Provided information:
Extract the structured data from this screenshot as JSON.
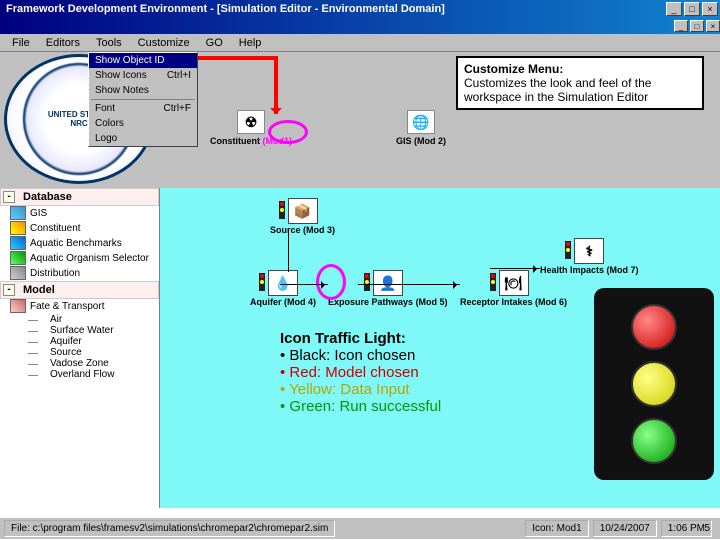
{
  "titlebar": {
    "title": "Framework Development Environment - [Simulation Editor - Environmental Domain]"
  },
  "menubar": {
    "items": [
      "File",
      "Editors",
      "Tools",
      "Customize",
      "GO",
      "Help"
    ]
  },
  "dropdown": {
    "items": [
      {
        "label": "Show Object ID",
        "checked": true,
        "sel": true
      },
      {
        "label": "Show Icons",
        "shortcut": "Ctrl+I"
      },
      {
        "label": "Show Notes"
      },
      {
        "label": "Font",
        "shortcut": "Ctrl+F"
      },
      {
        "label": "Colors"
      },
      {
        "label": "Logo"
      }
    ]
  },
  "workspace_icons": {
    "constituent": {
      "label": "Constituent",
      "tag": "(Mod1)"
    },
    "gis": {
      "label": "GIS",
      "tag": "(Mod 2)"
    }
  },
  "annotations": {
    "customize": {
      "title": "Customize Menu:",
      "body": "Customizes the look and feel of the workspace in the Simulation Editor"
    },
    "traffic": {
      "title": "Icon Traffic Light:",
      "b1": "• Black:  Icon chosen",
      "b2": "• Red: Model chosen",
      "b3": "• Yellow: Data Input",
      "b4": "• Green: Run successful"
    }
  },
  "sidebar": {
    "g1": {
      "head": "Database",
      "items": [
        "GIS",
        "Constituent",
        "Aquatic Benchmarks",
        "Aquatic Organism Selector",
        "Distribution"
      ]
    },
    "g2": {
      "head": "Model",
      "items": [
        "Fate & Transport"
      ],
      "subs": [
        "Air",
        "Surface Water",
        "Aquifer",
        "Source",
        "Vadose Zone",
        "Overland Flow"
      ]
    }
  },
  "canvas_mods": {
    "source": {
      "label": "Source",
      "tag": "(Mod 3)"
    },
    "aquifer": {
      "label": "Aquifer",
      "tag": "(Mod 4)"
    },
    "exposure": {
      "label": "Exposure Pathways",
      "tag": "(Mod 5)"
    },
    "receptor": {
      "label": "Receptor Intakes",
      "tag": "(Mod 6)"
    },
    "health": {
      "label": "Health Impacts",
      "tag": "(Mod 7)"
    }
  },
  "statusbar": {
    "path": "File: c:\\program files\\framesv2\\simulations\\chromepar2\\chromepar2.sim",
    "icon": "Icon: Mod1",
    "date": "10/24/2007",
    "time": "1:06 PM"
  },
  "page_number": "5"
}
* * *
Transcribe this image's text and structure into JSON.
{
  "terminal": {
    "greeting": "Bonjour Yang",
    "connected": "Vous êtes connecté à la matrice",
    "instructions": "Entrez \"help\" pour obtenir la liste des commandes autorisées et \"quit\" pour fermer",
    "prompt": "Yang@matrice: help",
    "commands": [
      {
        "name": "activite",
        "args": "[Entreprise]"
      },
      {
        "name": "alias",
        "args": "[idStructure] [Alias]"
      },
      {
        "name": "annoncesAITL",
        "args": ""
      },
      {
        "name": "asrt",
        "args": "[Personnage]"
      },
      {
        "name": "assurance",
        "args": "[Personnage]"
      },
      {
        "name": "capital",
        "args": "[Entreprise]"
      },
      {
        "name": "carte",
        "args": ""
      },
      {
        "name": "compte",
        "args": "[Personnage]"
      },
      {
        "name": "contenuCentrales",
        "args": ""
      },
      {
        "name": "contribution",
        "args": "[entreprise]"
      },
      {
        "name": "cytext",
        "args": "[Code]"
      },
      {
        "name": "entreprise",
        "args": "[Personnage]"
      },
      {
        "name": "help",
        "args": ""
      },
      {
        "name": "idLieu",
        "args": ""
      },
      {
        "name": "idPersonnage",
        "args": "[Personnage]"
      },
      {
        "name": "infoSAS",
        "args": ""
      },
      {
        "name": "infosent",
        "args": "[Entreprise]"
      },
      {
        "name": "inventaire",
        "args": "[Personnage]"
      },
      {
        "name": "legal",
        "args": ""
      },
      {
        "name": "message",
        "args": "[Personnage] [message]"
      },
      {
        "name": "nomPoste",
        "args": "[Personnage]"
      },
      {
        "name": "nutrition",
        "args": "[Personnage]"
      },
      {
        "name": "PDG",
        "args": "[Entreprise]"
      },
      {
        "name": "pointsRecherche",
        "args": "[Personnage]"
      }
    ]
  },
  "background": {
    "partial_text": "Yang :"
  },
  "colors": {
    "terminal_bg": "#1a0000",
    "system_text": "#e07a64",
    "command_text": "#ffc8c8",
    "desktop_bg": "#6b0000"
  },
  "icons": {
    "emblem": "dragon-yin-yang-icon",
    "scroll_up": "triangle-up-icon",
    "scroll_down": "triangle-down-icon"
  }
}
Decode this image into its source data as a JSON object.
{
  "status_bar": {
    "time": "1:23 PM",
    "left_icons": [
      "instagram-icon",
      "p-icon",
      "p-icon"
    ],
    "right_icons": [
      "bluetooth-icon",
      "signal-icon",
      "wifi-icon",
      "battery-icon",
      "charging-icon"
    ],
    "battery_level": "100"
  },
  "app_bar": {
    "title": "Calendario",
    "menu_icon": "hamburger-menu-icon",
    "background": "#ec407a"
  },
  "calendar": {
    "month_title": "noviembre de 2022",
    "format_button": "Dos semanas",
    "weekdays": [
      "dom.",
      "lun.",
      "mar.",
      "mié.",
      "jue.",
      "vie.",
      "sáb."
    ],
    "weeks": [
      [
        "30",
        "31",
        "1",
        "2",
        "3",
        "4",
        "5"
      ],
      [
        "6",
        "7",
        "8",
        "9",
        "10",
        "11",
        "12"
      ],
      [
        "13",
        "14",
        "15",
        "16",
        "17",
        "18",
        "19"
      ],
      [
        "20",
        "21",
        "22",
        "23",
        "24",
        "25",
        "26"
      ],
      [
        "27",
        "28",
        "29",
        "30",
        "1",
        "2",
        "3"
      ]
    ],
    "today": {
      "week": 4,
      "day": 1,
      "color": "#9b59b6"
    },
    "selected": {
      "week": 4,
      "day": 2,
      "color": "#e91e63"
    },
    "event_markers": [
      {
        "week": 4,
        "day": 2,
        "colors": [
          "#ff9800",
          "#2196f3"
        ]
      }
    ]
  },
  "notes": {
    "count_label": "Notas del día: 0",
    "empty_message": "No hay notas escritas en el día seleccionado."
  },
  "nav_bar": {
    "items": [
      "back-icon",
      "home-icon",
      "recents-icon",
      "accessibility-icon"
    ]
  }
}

Exercise brief: Look for "image" and pull out every line that has it.

Correct output:
Transcribe this image's text and structure into JSON.
Decode this image into its source data as a JSON object.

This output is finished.